Aufgabenstellung: Schreibe alle nachstehenden Datensätze Zeile für Zeile wortgetreu ab und lass dabei die Bilder weg.

Annotierte Elementlisten
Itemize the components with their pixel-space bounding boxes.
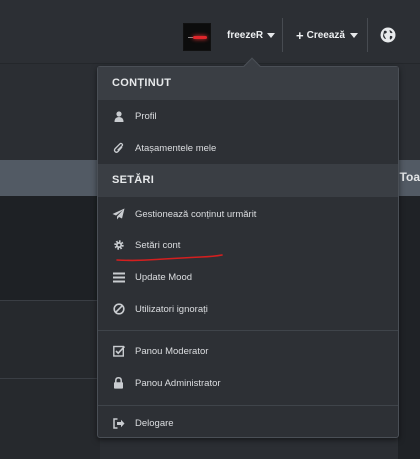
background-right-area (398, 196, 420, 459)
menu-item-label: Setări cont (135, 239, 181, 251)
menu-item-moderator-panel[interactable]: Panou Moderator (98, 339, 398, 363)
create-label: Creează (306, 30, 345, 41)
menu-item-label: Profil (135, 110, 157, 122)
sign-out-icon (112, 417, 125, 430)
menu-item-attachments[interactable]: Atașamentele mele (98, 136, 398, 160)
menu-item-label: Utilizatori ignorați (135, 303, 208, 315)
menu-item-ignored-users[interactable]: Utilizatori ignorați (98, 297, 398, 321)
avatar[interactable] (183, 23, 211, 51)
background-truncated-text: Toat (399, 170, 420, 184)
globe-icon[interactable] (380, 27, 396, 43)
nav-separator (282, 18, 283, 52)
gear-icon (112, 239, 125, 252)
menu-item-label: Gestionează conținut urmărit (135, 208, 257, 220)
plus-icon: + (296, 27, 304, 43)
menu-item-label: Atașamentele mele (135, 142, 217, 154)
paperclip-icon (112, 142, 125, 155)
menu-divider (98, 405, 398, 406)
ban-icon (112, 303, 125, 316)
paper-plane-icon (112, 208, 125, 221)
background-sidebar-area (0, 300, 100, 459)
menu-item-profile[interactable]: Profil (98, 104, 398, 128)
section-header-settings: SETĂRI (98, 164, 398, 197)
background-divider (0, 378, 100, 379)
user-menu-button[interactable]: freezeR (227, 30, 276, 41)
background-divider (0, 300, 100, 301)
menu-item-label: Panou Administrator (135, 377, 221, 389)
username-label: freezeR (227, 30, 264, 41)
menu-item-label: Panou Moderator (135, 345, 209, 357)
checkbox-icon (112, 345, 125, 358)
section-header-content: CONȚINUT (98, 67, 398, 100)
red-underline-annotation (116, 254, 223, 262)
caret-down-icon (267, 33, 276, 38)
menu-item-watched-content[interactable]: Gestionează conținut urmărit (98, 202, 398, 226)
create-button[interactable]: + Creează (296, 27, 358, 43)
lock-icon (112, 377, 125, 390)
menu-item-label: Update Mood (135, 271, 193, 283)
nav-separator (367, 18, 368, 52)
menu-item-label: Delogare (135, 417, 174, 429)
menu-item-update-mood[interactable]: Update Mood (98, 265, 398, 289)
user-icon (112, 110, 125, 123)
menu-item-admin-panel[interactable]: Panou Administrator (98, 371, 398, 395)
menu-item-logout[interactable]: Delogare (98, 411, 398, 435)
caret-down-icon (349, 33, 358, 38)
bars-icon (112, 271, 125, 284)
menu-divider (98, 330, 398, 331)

Lösung:
Itemize the components with their pixel-space bounding boxes.
background-right-area (398, 196, 420, 459)
menu-item-label: Setări cont (135, 239, 181, 251)
menu-item-moderator-panel[interactable]: Panou Moderator (98, 339, 398, 363)
create-label: Creează (306, 30, 345, 41)
menu-item-label: Profil (135, 110, 157, 122)
sign-out-icon (112, 417, 125, 430)
menu-item-attachments[interactable]: Atașamentele mele (98, 136, 398, 160)
menu-item-label: Utilizatori ignorați (135, 303, 208, 315)
menu-item-ignored-users[interactable]: Utilizatori ignorați (98, 297, 398, 321)
avatar[interactable] (183, 23, 211, 51)
background-truncated-text: Toat (399, 170, 420, 184)
globe-icon[interactable] (380, 27, 396, 43)
nav-separator (282, 18, 283, 52)
gear-icon (112, 239, 125, 252)
menu-item-label: Gestionează conținut urmărit (135, 208, 257, 220)
plus-icon: + (296, 27, 304, 43)
menu-item-label: Atașamentele mele (135, 142, 217, 154)
paperclip-icon (112, 142, 125, 155)
menu-divider (98, 405, 398, 406)
ban-icon (112, 303, 125, 316)
paper-plane-icon (112, 208, 125, 221)
background-sidebar-area (0, 300, 100, 459)
menu-item-profile[interactable]: Profil (98, 104, 398, 128)
section-header-settings: SETĂRI (98, 164, 398, 197)
background-divider (0, 378, 100, 379)
user-menu-button[interactable]: freezeR (227, 30, 276, 41)
background-divider (0, 300, 100, 301)
menu-item-label: Panou Administrator (135, 377, 221, 389)
username-label: freezeR (227, 30, 264, 41)
menu-item-label: Panou Moderator (135, 345, 209, 357)
checkbox-icon (112, 345, 125, 358)
section-header-content: CONȚINUT (98, 67, 398, 100)
red-underline-annotation (116, 254, 223, 262)
caret-down-icon (267, 33, 276, 38)
menu-item-watched-content[interactable]: Gestionează conținut urmărit (98, 202, 398, 226)
create-button[interactable]: + Creează (296, 27, 358, 43)
lock-icon (112, 377, 125, 390)
menu-item-label: Update Mood (135, 271, 193, 283)
nav-separator (367, 18, 368, 52)
menu-item-label: Delogare (135, 417, 174, 429)
menu-item-update-mood[interactable]: Update Mood (98, 265, 398, 289)
user-icon (112, 110, 125, 123)
menu-item-admin-panel[interactable]: Panou Administrator (98, 371, 398, 395)
menu-item-logout[interactable]: Delogare (98, 411, 398, 435)
caret-down-icon (349, 33, 358, 38)
bars-icon (112, 271, 125, 284)
menu-divider (98, 330, 398, 331)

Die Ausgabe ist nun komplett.